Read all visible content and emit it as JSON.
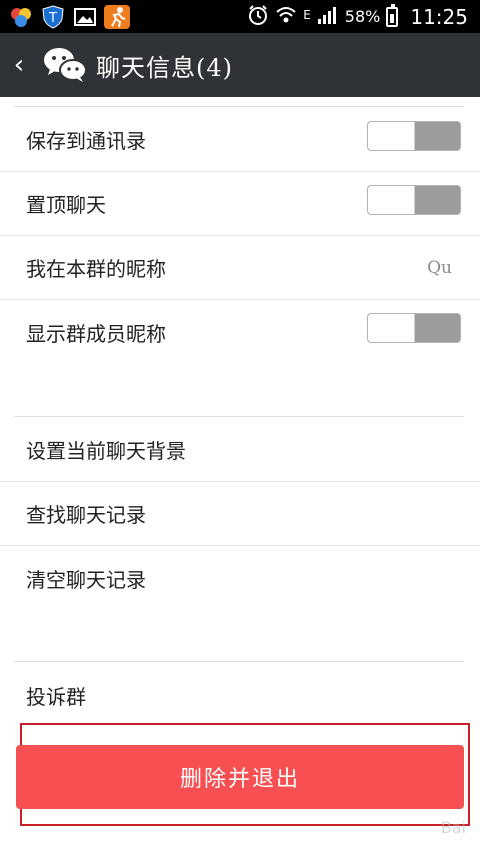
{
  "statusbar": {
    "battery": "58%",
    "time": "11:25",
    "network": "E",
    "icons": [
      "color-balls-icon",
      "shield-t-icon",
      "gallery-icon",
      "running-app-icon",
      "alarm-icon",
      "wifi-icon",
      "signal-icon",
      "battery-icon"
    ]
  },
  "actionbar": {
    "back_icon": "chevron-left-icon",
    "logo_icon": "wechat-logo-icon",
    "title": "聊天信息(4)"
  },
  "settings_group1": [
    {
      "label": "保存到通讯录",
      "control": "toggle",
      "on": false
    },
    {
      "label": "置顶聊天",
      "control": "toggle",
      "on": false
    },
    {
      "label": "我在本群的昵称",
      "control": "value",
      "value": "Qu"
    },
    {
      "label": "显示群成员昵称",
      "control": "toggle",
      "on": false
    }
  ],
  "settings_group2": [
    {
      "label": "设置当前聊天背景"
    },
    {
      "label": "查找聊天记录"
    },
    {
      "label": "清空聊天记录"
    }
  ],
  "settings_group3": [
    {
      "label": "投诉群"
    }
  ],
  "delete_button": {
    "label": "删除并退出",
    "color": "#f74f52"
  },
  "watermark": {
    "text": "Bai"
  }
}
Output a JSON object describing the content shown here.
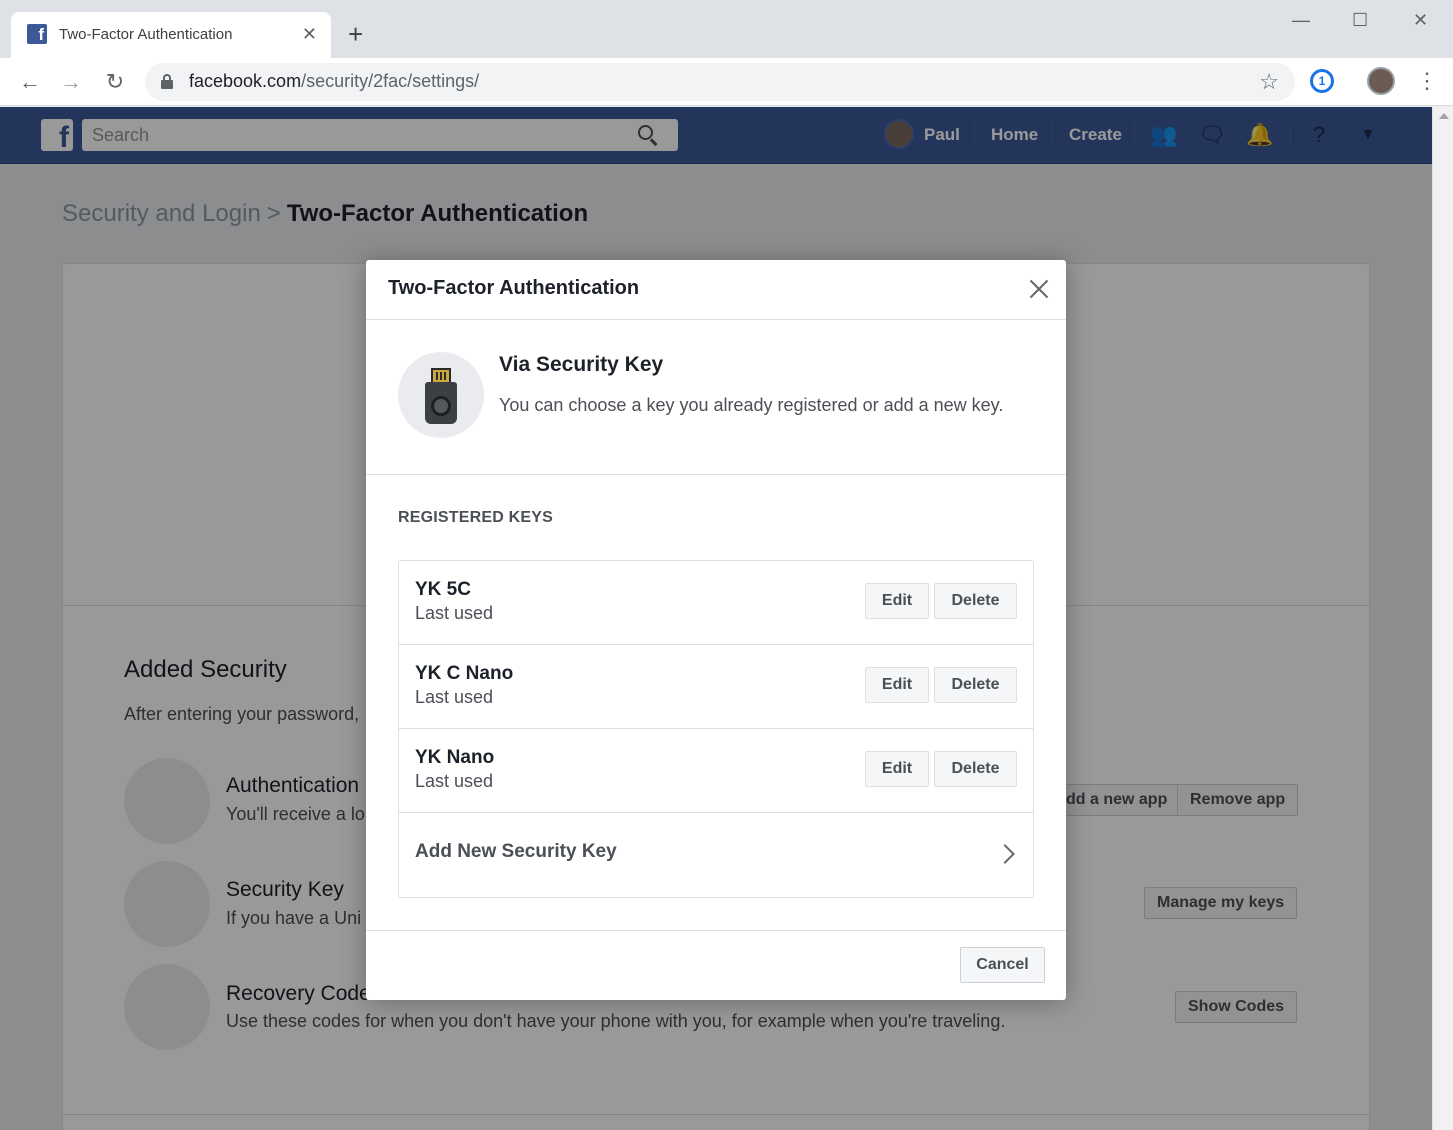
{
  "browser": {
    "tab_title": "Two-Factor Authentication",
    "favicon_letter": "f",
    "new_tab": "+",
    "url_host": "facebook.com",
    "url_path": "/security/2fac/settings/",
    "minimize": "—",
    "maximize": "☐",
    "close": "✕",
    "extension_label": "1"
  },
  "facebook": {
    "logo_letter": "f",
    "search_placeholder": "Search",
    "user_name": "Paul",
    "nav_home": "Home",
    "nav_create": "Create",
    "brand_color": "#3b5998"
  },
  "page": {
    "breadcrumb_parent": "Security and Login",
    "breadcrumb_sep": ">",
    "breadcrumb_current": "Two-Factor Authentication",
    "added_security_title": "Added Security",
    "added_security_desc": "After entering your password,",
    "rows": [
      {
        "title": "Authentication .",
        "desc": "You'll receive a lo",
        "icon": "qr-code-icon"
      },
      {
        "title": "Security Key",
        "desc": "If you have a Uni",
        "icon": "security-key-icon"
      },
      {
        "title": "Recovery Code",
        "desc": "Use these codes for when you don't have your phone with you, for example when you're traveling.",
        "icon": "document-icon"
      }
    ],
    "btn_add_app": "dd a new app",
    "btn_remove_app": "Remove app",
    "btn_manage_keys": "Manage my keys",
    "btn_show_codes": "Show Codes"
  },
  "dialog": {
    "title": "Two-Factor Authentication",
    "via_title": "Via Security Key",
    "via_desc": "You can choose a key you already registered or add a new key.",
    "registered_label": "REGISTERED KEYS",
    "keys": [
      {
        "name": "YK 5C",
        "sub": "Last used"
      },
      {
        "name": "YK C Nano",
        "sub": "Last used"
      },
      {
        "name": "YK Nano",
        "sub": "Last used"
      }
    ],
    "edit_label": "Edit",
    "delete_label": "Delete",
    "add_key_label": "Add New Security Key",
    "cancel_label": "Cancel"
  }
}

▬▬▬▬▬▬▬▬▬▬

Task requirements -
Print every record above exactly as written, leaving out the pictures.

Correct result -
Read all visible content and emit it as JSON.
{
  "statusbar": {
    "battery": "58%",
    "time": "11:25",
    "network": "E",
    "icons": [
      "color-balls-icon",
      "shield-t-icon",
      "gallery-icon",
      "running-app-icon",
      "alarm-icon",
      "wifi-icon",
      "signal-icon",
      "battery-icon"
    ]
  },
  "actionbar": {
    "back_icon": "chevron-left-icon",
    "logo_icon": "wechat-logo-icon",
    "title": "聊天信息(4)"
  },
  "settings_group1": [
    {
      "label": "保存到通讯录",
      "control": "toggle",
      "on": false
    },
    {
      "label": "置顶聊天",
      "control": "toggle",
      "on": false
    },
    {
      "label": "我在本群的昵称",
      "control": "value",
      "value": "Qu"
    },
    {
      "label": "显示群成员昵称",
      "control": "toggle",
      "on": false
    }
  ],
  "settings_group2": [
    {
      "label": "设置当前聊天背景"
    },
    {
      "label": "查找聊天记录"
    },
    {
      "label": "清空聊天记录"
    }
  ],
  "settings_group3": [
    {
      "label": "投诉群"
    }
  ],
  "delete_button": {
    "label": "删除并退出",
    "color": "#f74f52"
  },
  "watermark": {
    "text": "Bai"
  }
}
Output a JSON object describing the content shown here.
{
  "browser": {
    "tab_title": "Two-Factor Authentication",
    "favicon_letter": "f",
    "new_tab": "+",
    "url_host": "facebook.com",
    "url_path": "/security/2fac/settings/",
    "minimize": "—",
    "maximize": "☐",
    "close": "✕",
    "extension_label": "1"
  },
  "facebook": {
    "logo_letter": "f",
    "search_placeholder": "Search",
    "user_name": "Paul",
    "nav_home": "Home",
    "nav_create": "Create",
    "brand_color": "#3b5998"
  },
  "page": {
    "breadcrumb_parent": "Security and Login",
    "breadcrumb_sep": ">",
    "breadcrumb_current": "Two-Factor Authentication",
    "added_security_title": "Added Security",
    "added_security_desc": "After entering your password,",
    "rows": [
      {
        "title": "Authentication .",
        "desc": "You'll receive a lo",
        "icon": "qr-code-icon"
      },
      {
        "title": "Security Key",
        "desc": "If you have a Uni",
        "icon": "security-key-icon"
      },
      {
        "title": "Recovery Code",
        "desc": "Use these codes for when you don't have your phone with you, for example when you're traveling.",
        "icon": "document-icon"
      }
    ],
    "btn_add_app": "dd a new app",
    "btn_remove_app": "Remove app",
    "btn_manage_keys": "Manage my keys",
    "btn_show_codes": "Show Codes"
  },
  "dialog": {
    "title": "Two-Factor Authentication",
    "via_title": "Via Security Key",
    "via_desc": "You can choose a key you already registered or add a new key.",
    "registered_label": "REGISTERED KEYS",
    "keys": [
      {
        "name": "YK 5C",
        "sub": "Last used"
      },
      {
        "name": "YK C Nano",
        "sub": "Last used"
      },
      {
        "name": "YK Nano",
        "sub": "Last used"
      }
    ],
    "edit_label": "Edit",
    "delete_label": "Delete",
    "add_key_label": "Add New Security Key",
    "cancel_label": "Cancel"
  }
}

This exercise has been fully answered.